**Exercise brief:**
Take down each entry exactly as written.

**Dataset entries:**
-.-.-
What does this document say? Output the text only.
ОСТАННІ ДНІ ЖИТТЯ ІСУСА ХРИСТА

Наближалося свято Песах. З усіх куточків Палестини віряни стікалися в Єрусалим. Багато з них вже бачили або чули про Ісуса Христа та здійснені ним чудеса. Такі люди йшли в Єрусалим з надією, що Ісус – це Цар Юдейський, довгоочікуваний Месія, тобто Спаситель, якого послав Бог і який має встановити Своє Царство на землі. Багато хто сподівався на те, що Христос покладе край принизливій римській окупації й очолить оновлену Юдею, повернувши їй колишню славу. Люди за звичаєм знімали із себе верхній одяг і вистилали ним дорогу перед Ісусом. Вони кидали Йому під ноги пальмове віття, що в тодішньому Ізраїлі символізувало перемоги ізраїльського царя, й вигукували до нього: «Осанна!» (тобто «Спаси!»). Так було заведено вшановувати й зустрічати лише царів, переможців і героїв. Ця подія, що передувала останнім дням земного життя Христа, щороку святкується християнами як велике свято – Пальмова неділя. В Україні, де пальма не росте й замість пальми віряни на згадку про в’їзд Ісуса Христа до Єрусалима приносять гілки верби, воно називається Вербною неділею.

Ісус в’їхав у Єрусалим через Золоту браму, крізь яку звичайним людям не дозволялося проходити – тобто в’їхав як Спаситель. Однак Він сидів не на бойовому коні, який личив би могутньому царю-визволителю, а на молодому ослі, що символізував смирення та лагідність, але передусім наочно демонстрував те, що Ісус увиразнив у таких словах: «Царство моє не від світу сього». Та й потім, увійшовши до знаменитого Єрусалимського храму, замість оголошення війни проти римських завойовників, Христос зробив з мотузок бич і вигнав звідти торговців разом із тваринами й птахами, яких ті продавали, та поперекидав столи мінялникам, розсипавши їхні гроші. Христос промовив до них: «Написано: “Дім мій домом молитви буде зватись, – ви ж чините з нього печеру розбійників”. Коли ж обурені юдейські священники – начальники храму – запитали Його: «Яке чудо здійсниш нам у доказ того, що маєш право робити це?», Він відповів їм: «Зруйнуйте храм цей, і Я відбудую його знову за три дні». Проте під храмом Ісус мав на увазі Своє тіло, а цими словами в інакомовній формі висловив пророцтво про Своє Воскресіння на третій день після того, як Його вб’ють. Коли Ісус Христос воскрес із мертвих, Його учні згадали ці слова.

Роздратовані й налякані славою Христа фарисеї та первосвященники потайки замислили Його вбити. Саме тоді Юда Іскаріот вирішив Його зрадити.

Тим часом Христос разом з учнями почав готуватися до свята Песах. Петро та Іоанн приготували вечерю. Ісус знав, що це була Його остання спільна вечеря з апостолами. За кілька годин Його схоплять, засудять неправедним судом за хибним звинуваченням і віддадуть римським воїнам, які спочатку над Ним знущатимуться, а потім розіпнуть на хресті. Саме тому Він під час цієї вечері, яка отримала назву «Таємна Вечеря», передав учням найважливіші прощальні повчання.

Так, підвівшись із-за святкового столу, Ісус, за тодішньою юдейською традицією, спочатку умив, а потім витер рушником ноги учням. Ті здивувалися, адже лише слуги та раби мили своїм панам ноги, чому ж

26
-.-.-
**Task result:**
What does this document say? Output the text only.
ОСТАННІ ДНІ ЖИТТЯ ІСУСА ХРИСТА

Наближалося свято Песах. З усіх куточків Палестини віряни стікалися в Єрусалим. Багато з них вже бачили або чули про Ісуса Христа та здійснені ним чудеса. Такі люди йшли в Єрусалим з надією, що Ісус – це Цар Юдейський, довгоочікуваний Месія, тобто Спаситель, якого послав Бог і який має встановити Своє Царство на землі. Багато хто сподівався на те, що Христос покладе край принизливій римській окупації й очолить оновлену Юдею, повернувши їй колишню славу. Люди за звичаєм знімали із себе верхній одяг і вистилали ним дорогу перед Ісусом. Вони кидали Йому під ноги пальмове віття, що в тодішньому Ізраїлі символізувало перемоги ізраїльського царя, й вигукували до нього: «Осанна!» (тобто «Спаси!»). Так було заведено вшановувати й зустрічати лише царів, переможців і героїв. Ця подія, що передувала останнім дням земного життя Христа, щороку святкується християнами як велике свято – Пальмова неділя. В Україні, де пальма не росте й замість пальми віряни на згадку про в’їзд Ісуса Христа до Єрусалима приносять гілки верби, воно називається Вербною неділею.

Ісус в’їхав у Єрусалим через Золоту браму, крізь яку звичайним людям не дозволялося проходити – тобто в’їхав як Спаситель. Однак Він сидів не на бойовому коні, який личив би могутньому царю-визволителю, а на молодому ослі, що символізував смирення та лагідність, але передусім наочно демонстрував те, що Ісус увиразнив у таких словах: «Царство моє не від світу сього». Та й потім, увійшовши до знаменитого Єрусалимського храму, замість оголошення війни проти римських завойовників, Христос зробив з мотузок бич і вигнав звідти торговців разом із тваринами й птахами, яких ті продавали, та поперекидав столи мінялникам, розсипавши їхні гроші. Христос промовив до них: «Написано: “Дім мій домом молитви буде зватись, – ви ж чините з нього печеру розбійників”. Коли ж обурені юдейські священники – начальники храму – запитали Його: «Яке чудо здійсниш нам у доказ того, що маєш право робити це?», Він відповів їм: «Зруйнуйте храм цей, і Я відбудую його знову за три дні». Проте під храмом Ісус мав на увазі Своє тіло, а цими словами в інакомовній формі висловив пророцтво про Своє Воскресіння на третій день після того, як Його вб’ють. Коли Ісус Христос воскрес із мертвих, Його учні згадали ці слова.

Роздратовані й налякані славою Христа фарисеї та первосвященники потайки замислили Його вбити. Саме тоді Юда Іскаріот вирішив Його зрадити.

Тим часом Христос разом з учнями почав готуватися до свята Песах. Петро та Іоанн приготували вечерю. Ісус знав, що це була Його остання спільна вечеря з апостолами. За кілька годин Його схоплять, засудять неправедним судом за хибним звинуваченням і віддадуть римським воїнам, які спочатку над Ним знущатимуться, а потім розіпнуть на хресті. Саме тому Він під час цієї вечері, яка отримала назву «Таємна Вечеря», передав учням найважливіші прощальні повчання.

Так, підвівшись із-за святкового столу, Ісус, за тодішньою юдейською традицією, спочатку умив, а потім витер рушником ноги учням. Ті здивувалися, адже лише слуги та раби мили своїм панам ноги, чому ж

26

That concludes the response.